--- START ---
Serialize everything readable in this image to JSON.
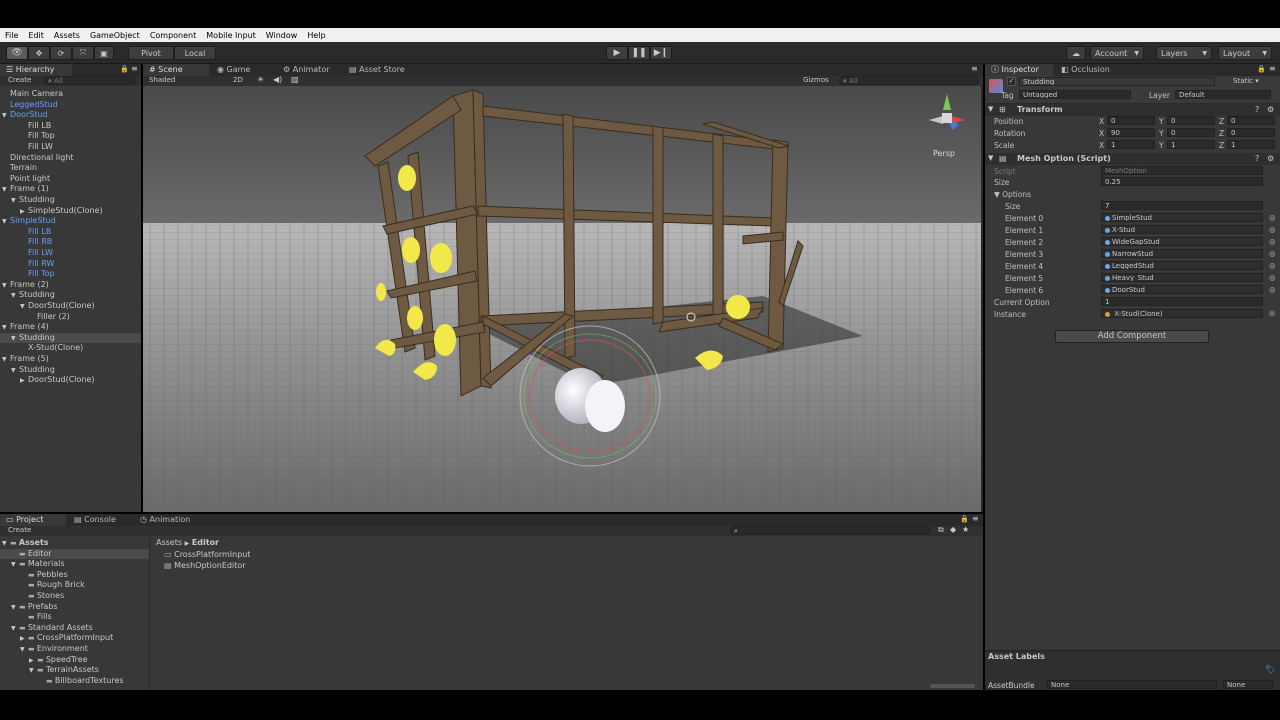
{
  "menu": [
    "File",
    "Edit",
    "Assets",
    "GameObject",
    "Component",
    "Mobile Input",
    "Window",
    "Help"
  ],
  "toolbar": {
    "pivot": "Pivot",
    "local": "Local",
    "account": "Account",
    "layers": "Layers",
    "layout": "Layout"
  },
  "hierarchy": {
    "tab": "Hierarchy",
    "create": "Create",
    "search_placeholder": "All",
    "items": [
      {
        "label": "Main Camera",
        "indent": 0,
        "color": "normal",
        "arrow": ""
      },
      {
        "label": "LeggedStud",
        "indent": 0,
        "color": "blue",
        "arrow": ""
      },
      {
        "label": "DoorStud",
        "indent": 0,
        "color": "blue",
        "arrow": "▼"
      },
      {
        "label": "Fill LB",
        "indent": 2,
        "color": "normal",
        "arrow": ""
      },
      {
        "label": "Fill Top",
        "indent": 2,
        "color": "normal",
        "arrow": ""
      },
      {
        "label": "Fill LW",
        "indent": 2,
        "color": "normal",
        "arrow": ""
      },
      {
        "label": "Directional light",
        "indent": 0,
        "color": "normal",
        "arrow": ""
      },
      {
        "label": "Terrain",
        "indent": 0,
        "color": "normal",
        "arrow": ""
      },
      {
        "label": "Point light",
        "indent": 0,
        "color": "normal",
        "arrow": ""
      },
      {
        "label": "Frame (1)",
        "indent": 0,
        "color": "normal",
        "arrow": "▼"
      },
      {
        "label": "Studding",
        "indent": 1,
        "color": "normal",
        "arrow": "▼"
      },
      {
        "label": "SimpleStud(Clone)",
        "indent": 2,
        "color": "normal",
        "arrow": "▶"
      },
      {
        "label": "SimpleStud",
        "indent": 0,
        "color": "blue",
        "arrow": "▼"
      },
      {
        "label": "Fill LB",
        "indent": 2,
        "color": "blue",
        "arrow": ""
      },
      {
        "label": "Fill RB",
        "indent": 2,
        "color": "blue",
        "arrow": ""
      },
      {
        "label": "Fill LW",
        "indent": 2,
        "color": "blue",
        "arrow": ""
      },
      {
        "label": "Fill RW",
        "indent": 2,
        "color": "blue",
        "arrow": ""
      },
      {
        "label": "Fill Top",
        "indent": 2,
        "color": "blue",
        "arrow": ""
      },
      {
        "label": "Frame (2)",
        "indent": 0,
        "color": "normal",
        "arrow": "▼"
      },
      {
        "label": "Studding",
        "indent": 1,
        "color": "normal",
        "arrow": "▼"
      },
      {
        "label": "DoorStud(Clone)",
        "indent": 2,
        "color": "normal",
        "arrow": "▼"
      },
      {
        "label": "Filler (2)",
        "indent": 3,
        "color": "normal",
        "arrow": ""
      },
      {
        "label": "Frame (4)",
        "indent": 0,
        "color": "normal",
        "arrow": "▼"
      },
      {
        "label": "Studding",
        "indent": 1,
        "color": "normal",
        "arrow": "▼",
        "selected": true
      },
      {
        "label": "X-Stud(Clone)",
        "indent": 2,
        "color": "normal",
        "arrow": ""
      },
      {
        "label": "Frame (5)",
        "indent": 0,
        "color": "normal",
        "arrow": "▼"
      },
      {
        "label": "Studding",
        "indent": 1,
        "color": "normal",
        "arrow": "▼"
      },
      {
        "label": "DoorStud(Clone)",
        "indent": 2,
        "color": "normal",
        "arrow": "▶"
      }
    ]
  },
  "scene": {
    "tabs": [
      "Scene",
      "Game",
      "Animator",
      "Asset Store"
    ],
    "shading": "Shaded",
    "mode_2d": "2D",
    "gizmos": "Gizmos",
    "search_placeholder": "All",
    "persp": "Persp"
  },
  "inspector": {
    "tabs": [
      "Inspector",
      "Occlusion"
    ],
    "object_name": "Studding",
    "static_label": "Static",
    "tag_label": "Tag",
    "tag_value": "Untagged",
    "layer_label": "Layer",
    "layer_value": "Default",
    "transform": {
      "title": "Transform",
      "rows": [
        {
          "label": "Position",
          "x": "0",
          "y": "0",
          "z": "0"
        },
        {
          "label": "Rotation",
          "x": "90",
          "y": "0",
          "z": "0"
        },
        {
          "label": "Scale",
          "x": "1",
          "y": "1",
          "z": "1"
        }
      ]
    },
    "mesh_option": {
      "title": "Mesh Option (Script)",
      "script_label": "Script",
      "script_value": "MeshOption",
      "size_label": "Size",
      "size_value": "0.25",
      "options_label": "Options",
      "options_size_label": "Size",
      "options_size_value": "7",
      "elements": [
        {
          "label": "Element 0",
          "value": "SimpleStud"
        },
        {
          "label": "Element 1",
          "value": "X-Stud"
        },
        {
          "label": "Element 2",
          "value": "WideGapStud"
        },
        {
          "label": "Element 3",
          "value": "NarrowStud"
        },
        {
          "label": "Element 4",
          "value": "LeggedStud"
        },
        {
          "label": "Element 5",
          "value": "Heavy_Stud"
        },
        {
          "label": "Element 6",
          "value": "DoorStud"
        }
      ],
      "current_option_label": "Current Option",
      "current_option_value": "1",
      "instance_label": "Instance",
      "instance_value": "X-Stud(Clone)"
    },
    "add_component": "Add Component",
    "asset_labels": "Asset Labels",
    "asset_bundle_label": "AssetBundle",
    "asset_bundle_value": "None",
    "asset_bundle_variant": "None"
  },
  "project": {
    "tabs": [
      "Project",
      "Console",
      "Animation"
    ],
    "create": "Create",
    "tree": [
      {
        "label": "Assets",
        "indent": 0,
        "arrow": "▼",
        "bold": true
      },
      {
        "label": "Editor",
        "indent": 1,
        "arrow": "",
        "selected": true
      },
      {
        "label": "Materials",
        "indent": 1,
        "arrow": "▼"
      },
      {
        "label": "Pebbles",
        "indent": 2,
        "arrow": ""
      },
      {
        "label": "Rough Brick",
        "indent": 2,
        "arrow": ""
      },
      {
        "label": "Stones",
        "indent": 2,
        "arrow": ""
      },
      {
        "label": "Prefabs",
        "indent": 1,
        "arrow": "▼"
      },
      {
        "label": "Fills",
        "indent": 2,
        "arrow": ""
      },
      {
        "label": "Standard Assets",
        "indent": 1,
        "arrow": "▼"
      },
      {
        "label": "CrossPlatformInput",
        "indent": 2,
        "arrow": "▶"
      },
      {
        "label": "Environment",
        "indent": 2,
        "arrow": "▼"
      },
      {
        "label": "SpeedTree",
        "indent": 3,
        "arrow": "▶"
      },
      {
        "label": "TerrainAssets",
        "indent": 3,
        "arrow": "▼"
      },
      {
        "label": "BillboardTextures",
        "indent": 4,
        "arrow": ""
      }
    ],
    "breadcrumb_root": "Assets",
    "breadcrumb_sep": "▶",
    "breadcrumb_current": "Editor",
    "files": [
      "CrossPlatformInput",
      "MeshOptionEditor"
    ]
  }
}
--- END ---
Print each record exactly as it stands, leaving the images out.

Serialize everything readable in this image to JSON.
{
  "menu": [
    "File",
    "Edit",
    "Assets",
    "GameObject",
    "Component",
    "Mobile Input",
    "Window",
    "Help"
  ],
  "toolbar": {
    "pivot": "Pivot",
    "local": "Local",
    "account": "Account",
    "layers": "Layers",
    "layout": "Layout"
  },
  "hierarchy": {
    "tab": "Hierarchy",
    "create": "Create",
    "search_placeholder": "All",
    "items": [
      {
        "label": "Main Camera",
        "indent": 0,
        "color": "normal",
        "arrow": ""
      },
      {
        "label": "LeggedStud",
        "indent": 0,
        "color": "blue",
        "arrow": ""
      },
      {
        "label": "DoorStud",
        "indent": 0,
        "color": "blue",
        "arrow": "▼"
      },
      {
        "label": "Fill LB",
        "indent": 2,
        "color": "normal",
        "arrow": ""
      },
      {
        "label": "Fill Top",
        "indent": 2,
        "color": "normal",
        "arrow": ""
      },
      {
        "label": "Fill LW",
        "indent": 2,
        "color": "normal",
        "arrow": ""
      },
      {
        "label": "Directional light",
        "indent": 0,
        "color": "normal",
        "arrow": ""
      },
      {
        "label": "Terrain",
        "indent": 0,
        "color": "normal",
        "arrow": ""
      },
      {
        "label": "Point light",
        "indent": 0,
        "color": "normal",
        "arrow": ""
      },
      {
        "label": "Frame (1)",
        "indent": 0,
        "color": "normal",
        "arrow": "▼"
      },
      {
        "label": "Studding",
        "indent": 1,
        "color": "normal",
        "arrow": "▼"
      },
      {
        "label": "SimpleStud(Clone)",
        "indent": 2,
        "color": "normal",
        "arrow": "▶"
      },
      {
        "label": "SimpleStud",
        "indent": 0,
        "color": "blue",
        "arrow": "▼"
      },
      {
        "label": "Fill LB",
        "indent": 2,
        "color": "blue",
        "arrow": ""
      },
      {
        "label": "Fill RB",
        "indent": 2,
        "color": "blue",
        "arrow": ""
      },
      {
        "label": "Fill LW",
        "indent": 2,
        "color": "blue",
        "arrow": ""
      },
      {
        "label": "Fill RW",
        "indent": 2,
        "color": "blue",
        "arrow": ""
      },
      {
        "label": "Fill Top",
        "indent": 2,
        "color": "blue",
        "arrow": ""
      },
      {
        "label": "Frame (2)",
        "indent": 0,
        "color": "normal",
        "arrow": "▼"
      },
      {
        "label": "Studding",
        "indent": 1,
        "color": "normal",
        "arrow": "▼"
      },
      {
        "label": "DoorStud(Clone)",
        "indent": 2,
        "color": "normal",
        "arrow": "▼"
      },
      {
        "label": "Filler (2)",
        "indent": 3,
        "color": "normal",
        "arrow": ""
      },
      {
        "label": "Frame (4)",
        "indent": 0,
        "color": "normal",
        "arrow": "▼"
      },
      {
        "label": "Studding",
        "indent": 1,
        "color": "normal",
        "arrow": "▼",
        "selected": true
      },
      {
        "label": "X-Stud(Clone)",
        "indent": 2,
        "color": "normal",
        "arrow": ""
      },
      {
        "label": "Frame (5)",
        "indent": 0,
        "color": "normal",
        "arrow": "▼"
      },
      {
        "label": "Studding",
        "indent": 1,
        "color": "normal",
        "arrow": "▼"
      },
      {
        "label": "DoorStud(Clone)",
        "indent": 2,
        "color": "normal",
        "arrow": "▶"
      }
    ]
  },
  "scene": {
    "tabs": [
      "Scene",
      "Game",
      "Animator",
      "Asset Store"
    ],
    "shading": "Shaded",
    "mode_2d": "2D",
    "gizmos": "Gizmos",
    "search_placeholder": "All",
    "persp": "Persp"
  },
  "inspector": {
    "tabs": [
      "Inspector",
      "Occlusion"
    ],
    "object_name": "Studding",
    "static_label": "Static",
    "tag_label": "Tag",
    "tag_value": "Untagged",
    "layer_label": "Layer",
    "layer_value": "Default",
    "transform": {
      "title": "Transform",
      "rows": [
        {
          "label": "Position",
          "x": "0",
          "y": "0",
          "z": "0"
        },
        {
          "label": "Rotation",
          "x": "90",
          "y": "0",
          "z": "0"
        },
        {
          "label": "Scale",
          "x": "1",
          "y": "1",
          "z": "1"
        }
      ]
    },
    "mesh_option": {
      "title": "Mesh Option (Script)",
      "script_label": "Script",
      "script_value": "MeshOption",
      "size_label": "Size",
      "size_value": "0.25",
      "options_label": "Options",
      "options_size_label": "Size",
      "options_size_value": "7",
      "elements": [
        {
          "label": "Element 0",
          "value": "SimpleStud"
        },
        {
          "label": "Element 1",
          "value": "X-Stud"
        },
        {
          "label": "Element 2",
          "value": "WideGapStud"
        },
        {
          "label": "Element 3",
          "value": "NarrowStud"
        },
        {
          "label": "Element 4",
          "value": "LeggedStud"
        },
        {
          "label": "Element 5",
          "value": "Heavy_Stud"
        },
        {
          "label": "Element 6",
          "value": "DoorStud"
        }
      ],
      "current_option_label": "Current Option",
      "current_option_value": "1",
      "instance_label": "Instance",
      "instance_value": "X-Stud(Clone)"
    },
    "add_component": "Add Component",
    "asset_labels": "Asset Labels",
    "asset_bundle_label": "AssetBundle",
    "asset_bundle_value": "None",
    "asset_bundle_variant": "None"
  },
  "project": {
    "tabs": [
      "Project",
      "Console",
      "Animation"
    ],
    "create": "Create",
    "tree": [
      {
        "label": "Assets",
        "indent": 0,
        "arrow": "▼",
        "bold": true
      },
      {
        "label": "Editor",
        "indent": 1,
        "arrow": "",
        "selected": true
      },
      {
        "label": "Materials",
        "indent": 1,
        "arrow": "▼"
      },
      {
        "label": "Pebbles",
        "indent": 2,
        "arrow": ""
      },
      {
        "label": "Rough Brick",
        "indent": 2,
        "arrow": ""
      },
      {
        "label": "Stones",
        "indent": 2,
        "arrow": ""
      },
      {
        "label": "Prefabs",
        "indent": 1,
        "arrow": "▼"
      },
      {
        "label": "Fills",
        "indent": 2,
        "arrow": ""
      },
      {
        "label": "Standard Assets",
        "indent": 1,
        "arrow": "▼"
      },
      {
        "label": "CrossPlatformInput",
        "indent": 2,
        "arrow": "▶"
      },
      {
        "label": "Environment",
        "indent": 2,
        "arrow": "▼"
      },
      {
        "label": "SpeedTree",
        "indent": 3,
        "arrow": "▶"
      },
      {
        "label": "TerrainAssets",
        "indent": 3,
        "arrow": "▼"
      },
      {
        "label": "BillboardTextures",
        "indent": 4,
        "arrow": ""
      }
    ],
    "breadcrumb_root": "Assets",
    "breadcrumb_sep": "▶",
    "breadcrumb_current": "Editor",
    "files": [
      "CrossPlatformInput",
      "MeshOptionEditor"
    ]
  }
}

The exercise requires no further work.